- [What you should do] Your task is to copy the listing exactly, with the pictures left out.
□ □ □ □ □
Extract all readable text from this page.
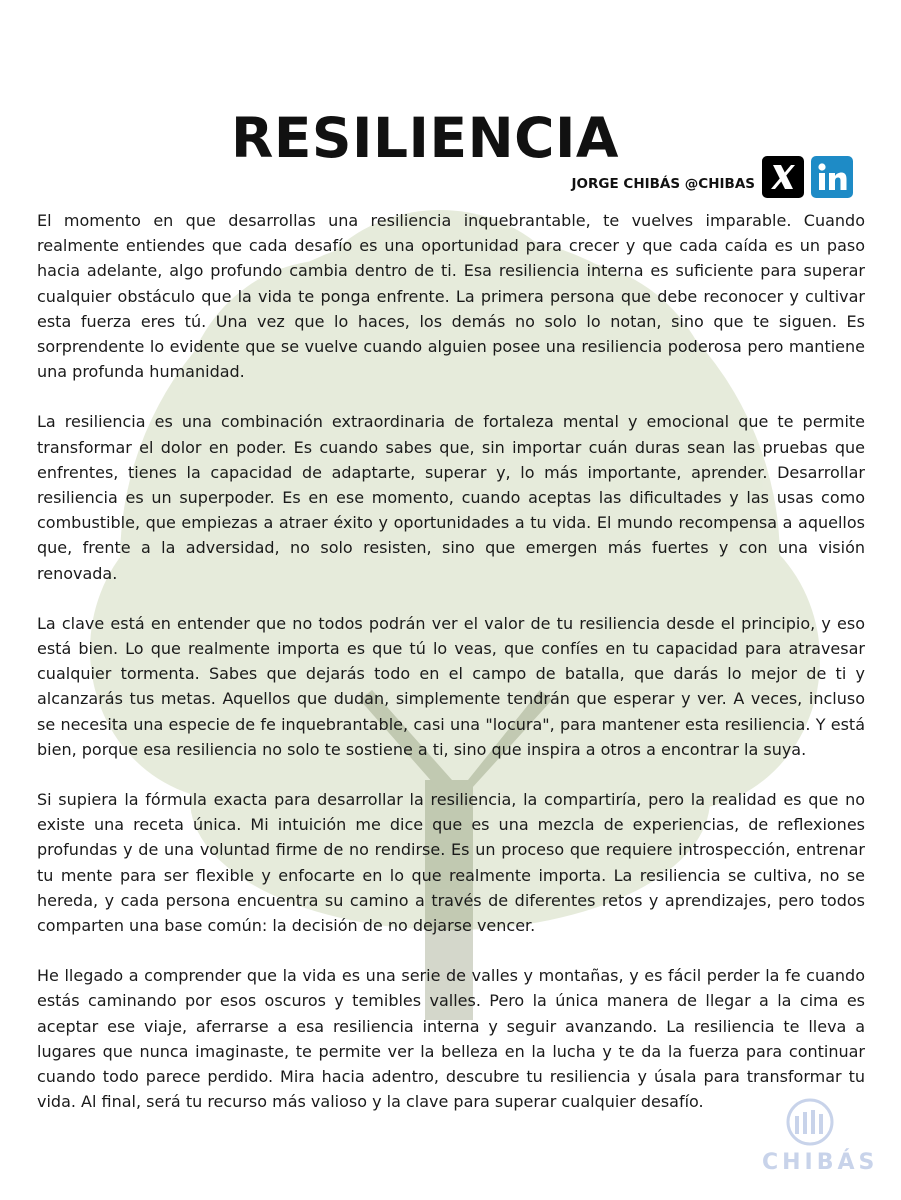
RESILIENCIA
JORGE CHIBÁS @CHIBAS

El momento en que desarrollas una resiliencia inquebrantable, te vuelves imparable. Cuando realmente entiendes que cada desafío es una oportunidad para crecer y que cada caída es un paso hacia adelante, algo profundo cambia dentro de ti. Esa resiliencia interna es suficiente para superar cualquier obstáculo que la vida te ponga enfrente. La primera persona que debe reconocer y cultivar esta fuerza eres tú. Una vez que lo haces, los demás no solo lo notan, sino que te siguen. Es sorprendente lo evidente que se vuelve cuando alguien posee una resiliencia poderosa pero mantiene una profunda humanidad.

La resiliencia es una combinación extraordinaria de fortaleza mental y emocional que te permite transformar el dolor en poder. Es cuando sabes que, sin importar cuán duras sean las pruebas que enfrentes, tienes la capacidad de adaptarte, superar y, lo más importante, aprender. Desarrollar resiliencia es un superpoder. Es en ese momento, cuando aceptas las dificultades y las usas como combustible, que empiezas a atraer éxito y oportunidades a tu vida. El mundo recompensa a aquellos que, frente a la adversidad, no solo resisten, sino que emergen más fuertes y con una visión renovada.

La clave está en entender que no todos podrán ver el valor de tu resiliencia desde el principio, y eso está bien. Lo que realmente importa es que tú lo veas, que confíes en tu capacidad para atravesar cualquier tormenta. Sabes que dejarás todo en el campo de batalla, que darás lo mejor de ti y alcanzarás tus metas. Aquellos que dudan, simplemente tendrán que esperar y ver. A veces, incluso se necesita una especie de fe inquebrantable, casi una "locura", para mantener esta resiliencia. Y está bien, porque esa resiliencia no solo te sostiene a ti, sino que inspira a otros a encontrar la suya.

Si supiera la fórmula exacta para desarrollar la resiliencia, la compartiría, pero la realidad es que no existe una receta única. Mi intuición me dice que es una mezcla de experiencias, de reflexiones profundas y de una voluntad firme de no rendirse. Es un proceso que requiere introspección, entrenar tu mente para ser flexible y enfocarte en lo que realmente importa. La resiliencia se cultiva, no se hereda, y cada persona encuentra su camino a través de diferentes retos y aprendizajes, pero todos comparten una base común: la decisión de no dejarse vencer.

He llegado a comprender que la vida es una serie de valles y montañas, y es fácil perder la fe cuando estás caminando por esos oscuros y temibles valles. Pero la única manera de llegar a la cima es aceptar ese viaje, aferrarse a esa resiliencia interna y seguir avanzando. La resiliencia te lleva a lugares que nunca imaginaste, te permite ver la belleza en la lucha y te da la fuerza para continuar cuando todo parece perdido. Mira hacia adentro, descubre tu resiliencia y úsala para transformar tu vida. Al final, será tu recurso más valioso y la clave para superar cualquier desafío.

CHIBÁS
□ □ □ □ □
- [Answer for this exercise]
Extract all readable text from this page.
RESILIENCIA
JORGE CHIBÁS @CHIBAS

El momento en que desarrollas una resiliencia inquebrantable, te vuelves imparable. Cuando realmente entiendes que cada desafío es una oportunidad para crecer y que cada caída es un paso hacia adelante, algo profundo cambia dentro de ti. Esa resiliencia interna es suficiente para superar cualquier obstáculo que la vida te ponga enfrente. La primera persona que debe reconocer y cultivar esta fuerza eres tú. Una vez que lo haces, los demás no solo lo notan, sino que te siguen. Es sorprendente lo evidente que se vuelve cuando alguien posee una resiliencia poderosa pero mantiene una profunda humanidad.

La resiliencia es una combinación extraordinaria de fortaleza mental y emocional que te permite transformar el dolor en poder. Es cuando sabes que, sin importar cuán duras sean las pruebas que enfrentes, tienes la capacidad de adaptarte, superar y, lo más importante, aprender. Desarrollar resiliencia es un superpoder. Es en ese momento, cuando aceptas las dificultades y las usas como combustible, que empiezas a atraer éxito y oportunidades a tu vida. El mundo recompensa a aquellos que, frente a la adversidad, no solo resisten, sino que emergen más fuertes y con una visión renovada.

La clave está en entender que no todos podrán ver el valor de tu resiliencia desde el principio, y eso está bien. Lo que realmente importa es que tú lo veas, que confíes en tu capacidad para atravesar cualquier tormenta. Sabes que dejarás todo en el campo de batalla, que darás lo mejor de ti y alcanzarás tus metas. Aquellos que dudan, simplemente tendrán que esperar y ver. A veces, incluso se necesita una especie de fe inquebrantable, casi una "locura", para mantener esta resiliencia. Y está bien, porque esa resiliencia no solo te sostiene a ti, sino que inspira a otros a encontrar la suya.

Si supiera la fórmula exacta para desarrollar la resiliencia, la compartiría, pero la realidad es que no existe una receta única. Mi intuición me dice que es una mezcla de experiencias, de reflexiones profundas y de una voluntad firme de no rendirse. Es un proceso que requiere introspección, entrenar tu mente para ser flexible y enfocarte en lo que realmente importa. La resiliencia se cultiva, no se hereda, y cada persona encuentra su camino a través de diferentes retos y aprendizajes, pero todos comparten una base común: la decisión de no dejarse vencer.

He llegado a comprender que la vida es una serie de valles y montañas, y es fácil perder la fe cuando estás caminando por esos oscuros y temibles valles. Pero la única manera de llegar a la cima es aceptar ese viaje, aferrarse a esa resiliencia interna y seguir avanzando. La resiliencia te lleva a lugares que nunca imaginaste, te permite ver la belleza en la lucha y te da la fuerza para continuar cuando todo parece perdido. Mira hacia adentro, descubre tu resiliencia y úsala para transformar tu vida. Al final, será tu recurso más valioso y la clave para superar cualquier desafío.

CHIBÁS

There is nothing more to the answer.